All lines in which the word "this" occurs are to be extracted.

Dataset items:
☆ ☆ ☆ ☆ ☆

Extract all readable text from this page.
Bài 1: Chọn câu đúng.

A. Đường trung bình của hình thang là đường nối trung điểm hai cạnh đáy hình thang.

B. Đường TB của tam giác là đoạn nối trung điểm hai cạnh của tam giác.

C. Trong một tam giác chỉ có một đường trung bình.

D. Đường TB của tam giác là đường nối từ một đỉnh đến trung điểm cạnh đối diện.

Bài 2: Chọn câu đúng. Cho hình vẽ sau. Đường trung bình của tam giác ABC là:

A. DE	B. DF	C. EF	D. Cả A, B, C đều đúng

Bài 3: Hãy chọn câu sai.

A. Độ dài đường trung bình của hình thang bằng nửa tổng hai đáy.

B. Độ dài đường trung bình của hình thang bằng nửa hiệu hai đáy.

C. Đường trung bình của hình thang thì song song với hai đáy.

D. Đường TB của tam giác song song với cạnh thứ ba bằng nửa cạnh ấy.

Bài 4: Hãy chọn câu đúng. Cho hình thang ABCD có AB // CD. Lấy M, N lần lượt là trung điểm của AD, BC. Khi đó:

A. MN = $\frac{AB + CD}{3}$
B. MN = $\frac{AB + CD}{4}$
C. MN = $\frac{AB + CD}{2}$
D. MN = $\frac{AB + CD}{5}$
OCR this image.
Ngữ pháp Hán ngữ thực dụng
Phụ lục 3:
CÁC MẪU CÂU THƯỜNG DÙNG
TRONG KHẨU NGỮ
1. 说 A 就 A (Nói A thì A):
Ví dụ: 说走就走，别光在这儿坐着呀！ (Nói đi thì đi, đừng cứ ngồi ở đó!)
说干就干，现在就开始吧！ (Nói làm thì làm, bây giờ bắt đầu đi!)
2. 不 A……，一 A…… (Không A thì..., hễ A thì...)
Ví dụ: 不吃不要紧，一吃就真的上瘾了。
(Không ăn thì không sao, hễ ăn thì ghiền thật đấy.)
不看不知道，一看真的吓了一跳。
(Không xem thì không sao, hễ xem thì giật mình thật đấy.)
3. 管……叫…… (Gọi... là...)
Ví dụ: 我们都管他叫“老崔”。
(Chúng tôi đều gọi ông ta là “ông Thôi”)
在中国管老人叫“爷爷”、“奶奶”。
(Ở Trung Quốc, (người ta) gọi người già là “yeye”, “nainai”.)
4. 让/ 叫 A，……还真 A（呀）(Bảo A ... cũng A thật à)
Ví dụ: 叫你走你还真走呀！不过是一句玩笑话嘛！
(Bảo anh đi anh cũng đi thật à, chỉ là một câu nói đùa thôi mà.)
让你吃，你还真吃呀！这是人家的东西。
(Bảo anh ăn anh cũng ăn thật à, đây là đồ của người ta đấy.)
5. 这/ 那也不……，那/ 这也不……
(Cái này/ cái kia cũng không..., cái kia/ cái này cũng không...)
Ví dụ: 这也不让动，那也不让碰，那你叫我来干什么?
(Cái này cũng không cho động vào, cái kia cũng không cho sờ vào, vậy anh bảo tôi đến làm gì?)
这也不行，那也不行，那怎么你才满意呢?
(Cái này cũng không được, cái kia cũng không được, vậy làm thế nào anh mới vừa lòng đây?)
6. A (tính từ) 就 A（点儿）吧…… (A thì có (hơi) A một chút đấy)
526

☆ ☆ ☆ ☆ ☆

Task answer:
Extract all readable text from this page.
OCR this image.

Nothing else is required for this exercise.